§ Problem description
Write out, precisely and in full, each line of the material.
━━━ Provided data ━━━
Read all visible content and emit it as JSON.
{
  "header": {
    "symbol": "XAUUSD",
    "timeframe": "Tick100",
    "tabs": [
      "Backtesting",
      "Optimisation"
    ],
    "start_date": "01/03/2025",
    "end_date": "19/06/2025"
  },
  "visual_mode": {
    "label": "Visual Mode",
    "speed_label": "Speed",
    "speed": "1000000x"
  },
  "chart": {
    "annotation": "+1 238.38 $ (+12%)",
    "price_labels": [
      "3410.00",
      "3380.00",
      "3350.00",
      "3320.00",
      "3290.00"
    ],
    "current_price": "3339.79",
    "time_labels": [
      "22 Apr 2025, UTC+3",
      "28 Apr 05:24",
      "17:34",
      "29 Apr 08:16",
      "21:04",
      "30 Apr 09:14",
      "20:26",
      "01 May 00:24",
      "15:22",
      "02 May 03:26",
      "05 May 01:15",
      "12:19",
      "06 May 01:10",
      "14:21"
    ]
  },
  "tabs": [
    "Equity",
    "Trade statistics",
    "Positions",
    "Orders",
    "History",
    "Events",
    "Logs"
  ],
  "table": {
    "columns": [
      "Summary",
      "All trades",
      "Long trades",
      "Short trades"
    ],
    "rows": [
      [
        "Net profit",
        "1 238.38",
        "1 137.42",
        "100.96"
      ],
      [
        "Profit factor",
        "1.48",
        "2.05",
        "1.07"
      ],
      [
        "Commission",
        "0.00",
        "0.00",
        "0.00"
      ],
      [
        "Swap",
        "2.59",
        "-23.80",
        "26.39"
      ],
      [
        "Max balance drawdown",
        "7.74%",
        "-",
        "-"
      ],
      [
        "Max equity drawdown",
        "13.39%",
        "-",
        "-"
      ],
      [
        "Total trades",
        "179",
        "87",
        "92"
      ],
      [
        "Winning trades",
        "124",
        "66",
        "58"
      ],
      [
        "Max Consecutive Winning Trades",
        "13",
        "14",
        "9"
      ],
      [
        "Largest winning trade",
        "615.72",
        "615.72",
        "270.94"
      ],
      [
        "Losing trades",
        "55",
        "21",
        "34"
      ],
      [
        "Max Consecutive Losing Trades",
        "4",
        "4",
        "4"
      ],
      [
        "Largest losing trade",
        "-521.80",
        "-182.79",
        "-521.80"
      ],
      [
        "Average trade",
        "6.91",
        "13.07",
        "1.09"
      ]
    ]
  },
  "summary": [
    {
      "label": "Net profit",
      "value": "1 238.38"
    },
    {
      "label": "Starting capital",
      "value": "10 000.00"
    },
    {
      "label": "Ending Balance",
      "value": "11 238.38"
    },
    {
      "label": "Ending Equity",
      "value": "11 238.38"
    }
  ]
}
━━━
§ Answer to this exercise
Read all visible content and emit it as JSON.
{
  "header": {
    "symbol": "XAUUSD",
    "timeframe": "Tick100",
    "tabs": [
      "Backtesting",
      "Optimisation"
    ],
    "start_date": "01/03/2025",
    "end_date": "19/06/2025"
  },
  "visual_mode": {
    "label": "Visual Mode",
    "speed_label": "Speed",
    "speed": "1000000x"
  },
  "chart": {
    "annotation": "+1 238.38 $ (+12%)",
    "price_labels": [
      "3410.00",
      "3380.00",
      "3350.00",
      "3320.00",
      "3290.00"
    ],
    "current_price": "3339.79",
    "time_labels": [
      "22 Apr 2025, UTC+3",
      "28 Apr 05:24",
      "17:34",
      "29 Apr 08:16",
      "21:04",
      "30 Apr 09:14",
      "20:26",
      "01 May 00:24",
      "15:22",
      "02 May 03:26",
      "05 May 01:15",
      "12:19",
      "06 May 01:10",
      "14:21"
    ]
  },
  "tabs": [
    "Equity",
    "Trade statistics",
    "Positions",
    "Orders",
    "History",
    "Events",
    "Logs"
  ],
  "table": {
    "columns": [
      "Summary",
      "All trades",
      "Long trades",
      "Short trades"
    ],
    "rows": [
      [
        "Net profit",
        "1 238.38",
        "1 137.42",
        "100.96"
      ],
      [
        "Profit factor",
        "1.48",
        "2.05",
        "1.07"
      ],
      [
        "Commission",
        "0.00",
        "0.00",
        "0.00"
      ],
      [
        "Swap",
        "2.59",
        "-23.80",
        "26.39"
      ],
      [
        "Max balance drawdown",
        "7.74%",
        "-",
        "-"
      ],
      [
        "Max equity drawdown",
        "13.39%",
        "-",
        "-"
      ],
      [
        "Total trades",
        "179",
        "87",
        "92"
      ],
      [
        "Winning trades",
        "124",
        "66",
        "58"
      ],
      [
        "Max Consecutive Winning Trades",
        "13",
        "14",
        "9"
      ],
      [
        "Largest winning trade",
        "615.72",
        "615.72",
        "270.94"
      ],
      [
        "Losing trades",
        "55",
        "21",
        "34"
      ],
      [
        "Max Consecutive Losing Trades",
        "4",
        "4",
        "4"
      ],
      [
        "Largest losing trade",
        "-521.80",
        "-182.79",
        "-521.80"
      ],
      [
        "Average trade",
        "6.91",
        "13.07",
        "1.09"
      ]
    ]
  },
  "summary": [
    {
      "label": "Net profit",
      "value": "1 238.38"
    },
    {
      "label": "Starting capital",
      "value": "10 000.00"
    },
    {
      "label": "Ending Balance",
      "value": "11 238.38"
    },
    {
      "label": "Ending Equity",
      "value": "11 238.38"
    }
  ]
}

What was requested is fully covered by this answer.